● **Instructions to follow**
Below are entries. Pull out all lines containing "structured".

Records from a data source
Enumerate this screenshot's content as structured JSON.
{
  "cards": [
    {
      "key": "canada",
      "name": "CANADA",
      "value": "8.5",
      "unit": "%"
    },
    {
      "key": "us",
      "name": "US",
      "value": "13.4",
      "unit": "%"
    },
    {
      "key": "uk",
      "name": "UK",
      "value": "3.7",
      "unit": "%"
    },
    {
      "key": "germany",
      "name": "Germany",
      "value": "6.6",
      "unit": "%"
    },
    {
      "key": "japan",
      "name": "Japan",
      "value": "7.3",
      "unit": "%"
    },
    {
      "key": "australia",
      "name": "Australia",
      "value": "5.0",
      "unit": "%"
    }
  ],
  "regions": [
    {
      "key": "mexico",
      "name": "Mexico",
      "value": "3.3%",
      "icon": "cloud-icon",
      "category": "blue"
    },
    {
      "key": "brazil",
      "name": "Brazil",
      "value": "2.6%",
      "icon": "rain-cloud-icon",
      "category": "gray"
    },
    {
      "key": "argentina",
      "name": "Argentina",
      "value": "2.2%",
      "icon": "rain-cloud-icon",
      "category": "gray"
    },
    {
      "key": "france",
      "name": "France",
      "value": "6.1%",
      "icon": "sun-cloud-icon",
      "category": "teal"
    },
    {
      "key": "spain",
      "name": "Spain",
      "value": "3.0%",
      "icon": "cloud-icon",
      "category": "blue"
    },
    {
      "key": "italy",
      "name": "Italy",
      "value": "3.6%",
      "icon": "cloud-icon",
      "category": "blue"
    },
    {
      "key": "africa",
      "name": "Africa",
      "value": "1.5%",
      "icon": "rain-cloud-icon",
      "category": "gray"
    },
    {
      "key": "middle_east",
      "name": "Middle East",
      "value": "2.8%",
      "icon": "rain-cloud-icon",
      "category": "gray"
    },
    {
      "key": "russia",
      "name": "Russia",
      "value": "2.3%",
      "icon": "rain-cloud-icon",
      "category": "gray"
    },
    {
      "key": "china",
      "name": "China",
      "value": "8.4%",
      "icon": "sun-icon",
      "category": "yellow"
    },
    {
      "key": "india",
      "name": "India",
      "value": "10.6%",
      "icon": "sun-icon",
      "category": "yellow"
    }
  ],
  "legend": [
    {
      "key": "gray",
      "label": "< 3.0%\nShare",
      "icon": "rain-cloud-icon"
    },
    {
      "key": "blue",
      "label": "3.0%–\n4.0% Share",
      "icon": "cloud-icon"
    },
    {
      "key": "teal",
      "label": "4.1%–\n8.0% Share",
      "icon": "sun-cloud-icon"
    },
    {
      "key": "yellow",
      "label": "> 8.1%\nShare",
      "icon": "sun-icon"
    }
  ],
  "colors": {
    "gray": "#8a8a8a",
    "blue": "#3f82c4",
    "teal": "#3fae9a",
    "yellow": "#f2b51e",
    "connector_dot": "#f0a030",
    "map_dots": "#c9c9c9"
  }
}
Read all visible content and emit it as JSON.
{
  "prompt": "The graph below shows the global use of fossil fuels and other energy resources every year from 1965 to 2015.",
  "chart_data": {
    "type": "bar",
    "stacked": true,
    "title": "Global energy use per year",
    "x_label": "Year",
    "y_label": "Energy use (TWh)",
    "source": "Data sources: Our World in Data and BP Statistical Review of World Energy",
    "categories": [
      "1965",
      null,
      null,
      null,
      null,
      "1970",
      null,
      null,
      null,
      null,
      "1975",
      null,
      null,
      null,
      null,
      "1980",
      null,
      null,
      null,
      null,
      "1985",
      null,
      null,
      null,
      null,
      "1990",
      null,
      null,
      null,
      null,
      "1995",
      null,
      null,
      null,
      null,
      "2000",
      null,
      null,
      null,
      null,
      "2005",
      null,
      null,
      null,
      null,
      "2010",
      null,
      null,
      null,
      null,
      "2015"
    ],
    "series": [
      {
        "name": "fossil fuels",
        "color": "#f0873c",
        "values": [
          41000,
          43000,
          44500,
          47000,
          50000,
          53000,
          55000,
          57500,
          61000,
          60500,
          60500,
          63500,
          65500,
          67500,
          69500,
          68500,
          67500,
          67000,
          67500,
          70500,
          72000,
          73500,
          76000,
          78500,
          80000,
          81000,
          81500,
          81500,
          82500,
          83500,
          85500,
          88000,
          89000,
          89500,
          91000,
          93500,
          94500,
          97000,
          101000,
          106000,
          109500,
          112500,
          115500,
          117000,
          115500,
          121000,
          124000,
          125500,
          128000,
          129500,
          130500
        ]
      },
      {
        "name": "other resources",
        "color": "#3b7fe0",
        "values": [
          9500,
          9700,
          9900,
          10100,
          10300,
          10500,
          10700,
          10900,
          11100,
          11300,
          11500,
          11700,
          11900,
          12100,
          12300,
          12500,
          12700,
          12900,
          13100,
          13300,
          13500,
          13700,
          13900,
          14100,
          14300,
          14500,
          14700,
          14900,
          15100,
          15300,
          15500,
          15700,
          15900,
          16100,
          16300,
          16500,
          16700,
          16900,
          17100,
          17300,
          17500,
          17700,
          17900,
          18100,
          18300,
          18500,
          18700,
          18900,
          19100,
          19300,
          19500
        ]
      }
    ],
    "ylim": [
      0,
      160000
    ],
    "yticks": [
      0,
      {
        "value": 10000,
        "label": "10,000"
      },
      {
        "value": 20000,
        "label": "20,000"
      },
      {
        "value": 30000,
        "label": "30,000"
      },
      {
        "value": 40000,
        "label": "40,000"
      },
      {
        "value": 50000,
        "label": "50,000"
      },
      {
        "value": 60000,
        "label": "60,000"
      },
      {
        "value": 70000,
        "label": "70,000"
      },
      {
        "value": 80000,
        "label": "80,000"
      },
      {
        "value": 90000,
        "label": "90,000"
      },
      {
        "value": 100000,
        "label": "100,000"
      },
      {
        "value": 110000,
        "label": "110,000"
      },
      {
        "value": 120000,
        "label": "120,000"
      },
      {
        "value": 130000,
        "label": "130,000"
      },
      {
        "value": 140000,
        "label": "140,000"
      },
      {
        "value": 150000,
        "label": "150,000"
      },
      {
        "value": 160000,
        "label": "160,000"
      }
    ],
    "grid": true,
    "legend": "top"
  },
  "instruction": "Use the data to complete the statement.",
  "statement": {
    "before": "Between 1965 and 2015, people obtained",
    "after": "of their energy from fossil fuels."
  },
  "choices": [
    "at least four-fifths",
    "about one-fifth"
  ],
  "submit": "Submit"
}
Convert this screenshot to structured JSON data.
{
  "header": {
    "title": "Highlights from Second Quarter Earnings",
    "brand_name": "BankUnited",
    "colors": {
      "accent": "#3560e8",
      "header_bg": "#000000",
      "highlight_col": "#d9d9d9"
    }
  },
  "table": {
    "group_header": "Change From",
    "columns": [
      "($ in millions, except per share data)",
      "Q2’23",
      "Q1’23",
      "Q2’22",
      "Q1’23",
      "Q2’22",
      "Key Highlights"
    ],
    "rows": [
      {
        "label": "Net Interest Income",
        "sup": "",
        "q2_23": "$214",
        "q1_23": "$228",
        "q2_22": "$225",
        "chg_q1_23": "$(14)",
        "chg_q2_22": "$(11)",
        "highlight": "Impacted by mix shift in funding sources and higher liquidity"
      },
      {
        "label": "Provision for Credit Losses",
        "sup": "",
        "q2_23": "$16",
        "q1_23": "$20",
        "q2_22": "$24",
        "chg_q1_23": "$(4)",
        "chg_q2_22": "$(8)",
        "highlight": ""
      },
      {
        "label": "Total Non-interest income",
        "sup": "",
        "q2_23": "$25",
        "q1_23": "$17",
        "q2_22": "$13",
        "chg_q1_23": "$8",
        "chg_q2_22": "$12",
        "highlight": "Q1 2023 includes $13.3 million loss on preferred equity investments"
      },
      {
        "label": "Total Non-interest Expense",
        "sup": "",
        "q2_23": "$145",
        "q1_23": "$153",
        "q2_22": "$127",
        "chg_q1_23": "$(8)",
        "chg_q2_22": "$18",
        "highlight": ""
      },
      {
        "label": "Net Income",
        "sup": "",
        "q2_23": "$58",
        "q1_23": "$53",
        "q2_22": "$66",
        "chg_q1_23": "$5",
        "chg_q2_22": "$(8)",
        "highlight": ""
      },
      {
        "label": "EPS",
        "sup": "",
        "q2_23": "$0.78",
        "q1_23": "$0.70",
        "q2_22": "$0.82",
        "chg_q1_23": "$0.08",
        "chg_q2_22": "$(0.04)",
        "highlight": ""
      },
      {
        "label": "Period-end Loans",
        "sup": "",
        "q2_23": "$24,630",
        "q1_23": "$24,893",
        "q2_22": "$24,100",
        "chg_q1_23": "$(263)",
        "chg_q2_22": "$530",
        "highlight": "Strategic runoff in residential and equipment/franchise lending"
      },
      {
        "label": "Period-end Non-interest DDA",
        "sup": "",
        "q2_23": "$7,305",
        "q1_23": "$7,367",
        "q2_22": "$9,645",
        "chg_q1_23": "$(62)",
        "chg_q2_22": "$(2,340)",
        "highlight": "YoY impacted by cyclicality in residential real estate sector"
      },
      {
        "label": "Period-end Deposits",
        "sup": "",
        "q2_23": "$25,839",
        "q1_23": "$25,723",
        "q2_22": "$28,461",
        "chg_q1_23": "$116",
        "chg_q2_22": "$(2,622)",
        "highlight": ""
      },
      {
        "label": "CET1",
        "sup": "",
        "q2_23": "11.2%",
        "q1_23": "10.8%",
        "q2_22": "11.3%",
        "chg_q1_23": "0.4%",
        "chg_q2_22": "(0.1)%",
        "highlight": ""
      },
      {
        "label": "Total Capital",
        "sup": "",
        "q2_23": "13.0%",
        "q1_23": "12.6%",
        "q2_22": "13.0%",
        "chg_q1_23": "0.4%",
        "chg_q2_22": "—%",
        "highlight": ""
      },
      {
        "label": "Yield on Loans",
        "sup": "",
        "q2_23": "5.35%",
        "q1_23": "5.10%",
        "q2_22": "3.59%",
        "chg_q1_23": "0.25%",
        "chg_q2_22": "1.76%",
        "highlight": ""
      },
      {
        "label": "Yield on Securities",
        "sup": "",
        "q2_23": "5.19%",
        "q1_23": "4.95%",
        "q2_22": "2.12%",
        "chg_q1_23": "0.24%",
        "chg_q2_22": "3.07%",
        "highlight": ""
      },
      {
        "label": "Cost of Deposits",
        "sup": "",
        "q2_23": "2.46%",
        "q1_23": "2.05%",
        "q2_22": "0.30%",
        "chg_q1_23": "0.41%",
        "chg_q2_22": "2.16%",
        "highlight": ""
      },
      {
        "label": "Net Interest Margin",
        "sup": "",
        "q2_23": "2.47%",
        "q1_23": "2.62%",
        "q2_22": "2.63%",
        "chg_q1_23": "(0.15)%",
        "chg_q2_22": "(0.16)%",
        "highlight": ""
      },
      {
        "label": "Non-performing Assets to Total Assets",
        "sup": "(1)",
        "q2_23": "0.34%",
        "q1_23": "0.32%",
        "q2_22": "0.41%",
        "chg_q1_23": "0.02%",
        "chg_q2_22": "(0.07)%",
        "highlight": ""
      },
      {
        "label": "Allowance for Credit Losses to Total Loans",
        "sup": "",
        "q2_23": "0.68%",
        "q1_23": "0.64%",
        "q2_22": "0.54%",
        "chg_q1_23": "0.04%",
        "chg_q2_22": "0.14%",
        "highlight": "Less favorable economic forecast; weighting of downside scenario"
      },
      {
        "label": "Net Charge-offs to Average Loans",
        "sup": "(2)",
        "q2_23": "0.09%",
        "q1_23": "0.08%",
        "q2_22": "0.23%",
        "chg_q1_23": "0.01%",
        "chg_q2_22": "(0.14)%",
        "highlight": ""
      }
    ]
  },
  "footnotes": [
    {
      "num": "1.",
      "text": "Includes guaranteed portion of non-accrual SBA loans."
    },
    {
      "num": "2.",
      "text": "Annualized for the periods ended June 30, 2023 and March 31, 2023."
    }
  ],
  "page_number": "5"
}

● **Reply**
Enumerate this screenshot's content as structured JSON.
Convert this screenshot to structured JSON data.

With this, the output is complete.